→ WRITTEN INSTRUCTION: Select every row below that contains the string "price" and copy each of those rows in full.

→ DATA LISTING:
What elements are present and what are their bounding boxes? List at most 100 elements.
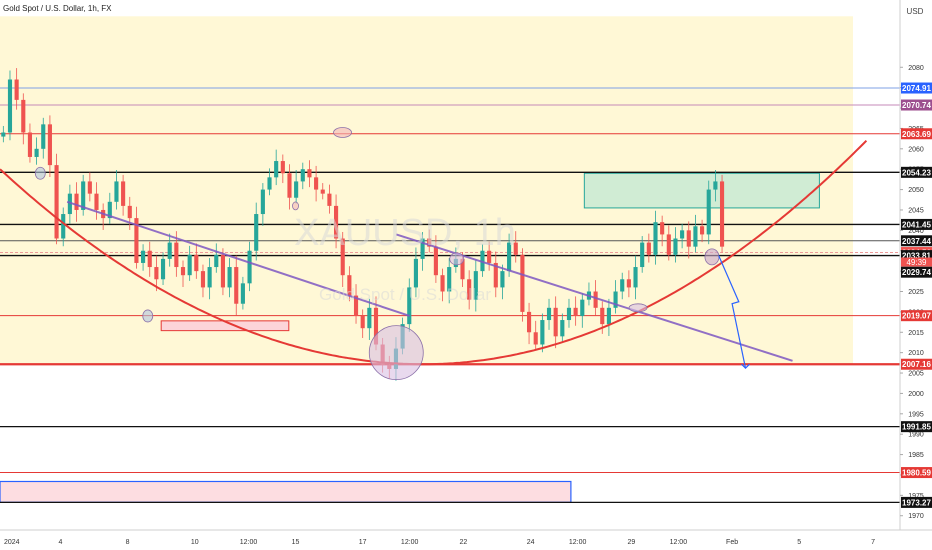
candle-body <box>573 307 578 316</box>
box-layer <box>0 172 820 503</box>
currency-label[interactable]: USD <box>907 7 924 16</box>
candle-body <box>367 307 372 329</box>
y-tick-label: 1975 <box>908 493 924 500</box>
highlight-ellipse-5 <box>449 252 465 266</box>
candle-body <box>373 307 379 345</box>
candle-body <box>1 132 6 137</box>
candle-body <box>666 234 671 255</box>
candle-body <box>154 267 159 280</box>
candle-body <box>507 242 512 272</box>
highlight-ellipse-2 <box>333 127 352 138</box>
candle-body <box>693 226 698 247</box>
price-label-bg-5 <box>901 235 932 247</box>
forecast-path <box>718 255 747 369</box>
candle-body <box>327 193 332 206</box>
price-label-10: 2007.16 <box>902 360 931 369</box>
candle-body <box>686 230 691 247</box>
candle-body <box>94 193 99 210</box>
highlight-ellipse-3 <box>292 201 299 211</box>
candle-body <box>340 238 345 276</box>
axes-layer <box>0 0 932 531</box>
candle-body <box>114 181 119 202</box>
candle-body <box>420 238 425 259</box>
candle-body <box>61 214 66 239</box>
candle-body <box>307 169 312 178</box>
candle-body <box>167 242 172 259</box>
candle-body <box>280 161 285 174</box>
candle-body <box>706 189 711 235</box>
candle-body <box>54 165 59 239</box>
candle-body <box>180 267 186 276</box>
candle-body <box>440 275 445 292</box>
price-label-5: 2037.44 <box>902 237 931 246</box>
candle-body <box>447 267 452 292</box>
candle-body <box>187 254 192 276</box>
x-tick-label: 4 <box>58 539 62 546</box>
candle-body <box>427 238 432 247</box>
candle-body <box>14 79 19 100</box>
candle-body <box>294 181 299 198</box>
level-lines-layer <box>0 87 900 504</box>
highlight-ellipse-0 <box>34 166 46 180</box>
price-label-bg-0 <box>901 82 932 94</box>
price-label-4: 2041.45 <box>902 220 931 229</box>
candle-body <box>673 238 678 255</box>
price-label-bg-2 <box>901 128 932 140</box>
candle-body <box>81 181 86 210</box>
candle-body <box>460 258 465 280</box>
candle-body <box>127 205 132 219</box>
highlight-ellipse-7 <box>704 248 720 266</box>
candle-body <box>560 320 565 337</box>
candle-body <box>719 181 725 247</box>
y-tick-label: 2080 <box>908 65 924 72</box>
candle-body <box>214 254 219 268</box>
candle-body <box>407 287 412 325</box>
y-tick-label: 2000 <box>908 391 924 398</box>
candle-body <box>234 267 239 304</box>
candle-body <box>660 222 665 235</box>
y-tick-label: 2040 <box>908 228 924 235</box>
candle-body <box>713 181 718 190</box>
candle-body <box>633 267 638 288</box>
highlight-ellipse-1 <box>142 309 154 323</box>
candle-body <box>21 99 26 133</box>
candle-body <box>41 124 46 149</box>
candle-body <box>700 226 705 235</box>
candle-body <box>606 307 611 325</box>
candle-body <box>593 291 598 308</box>
candle-body <box>200 271 206 288</box>
forecast-arrowhead <box>741 363 750 369</box>
x-tick-label: 12:00 <box>670 539 688 546</box>
candle-body <box>467 279 472 300</box>
x-tick-label: 2024 <box>4 539 20 546</box>
x-tick-label: 15 <box>292 539 300 546</box>
candle-body <box>540 320 545 345</box>
candle-body <box>47 124 52 166</box>
highlight-ellipse-6 <box>628 303 648 313</box>
candle-body <box>121 181 126 206</box>
price-axis-labels: 2074.91 2070.74 2063.69 2054.23 2041.45 2037.… <box>901 82 932 508</box>
trendline-0 <box>66 200 411 317</box>
candle-body <box>87 181 92 194</box>
candle-body <box>7 79 13 133</box>
price-label-8: 2029.74 <box>902 268 931 277</box>
countdown-bg <box>901 257 932 267</box>
candle-body <box>613 291 618 308</box>
x-tick-label: 12:00 <box>569 539 587 546</box>
y-tick-label: 2045 <box>908 207 924 214</box>
x-tick-label: 8 <box>126 539 130 546</box>
price-label-11: 1991.85 <box>902 423 931 432</box>
price-label-12: 1980.59 <box>902 469 931 478</box>
candle-body <box>500 271 505 288</box>
candle-body <box>413 258 418 288</box>
candles-layer <box>1 68 725 381</box>
y-tick-label: 2015 <box>908 330 924 337</box>
candle-body <box>314 177 319 190</box>
candle-body <box>600 307 605 325</box>
x-tick-label: 24 <box>527 539 535 546</box>
candle-body <box>646 242 651 255</box>
candle-body <box>194 254 199 272</box>
candle-body <box>520 254 525 312</box>
candle-body <box>247 250 252 284</box>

→ RESPONSE TO THIS TASK:
price-label-bg-5 <box>901 235 932 247</box>
price-label-10: 2007.16 <box>902 360 931 369</box>
price-label-5: 2037.44 <box>902 237 931 246</box>
price-label-bg-0 <box>901 82 932 94</box>
price-label-4: 2041.45 <box>902 220 931 229</box>
price-label-bg-2 <box>901 128 932 140</box>
price-axis-labels: 2074.91 2070.74 2063.69 2054.23 2041.45 2037.… <box>901 82 932 508</box>
price-label-8: 2029.74 <box>902 268 931 277</box>
price-label-11: 1991.85 <box>902 423 931 432</box>
price-label-12: 1980.59 <box>902 469 931 478</box>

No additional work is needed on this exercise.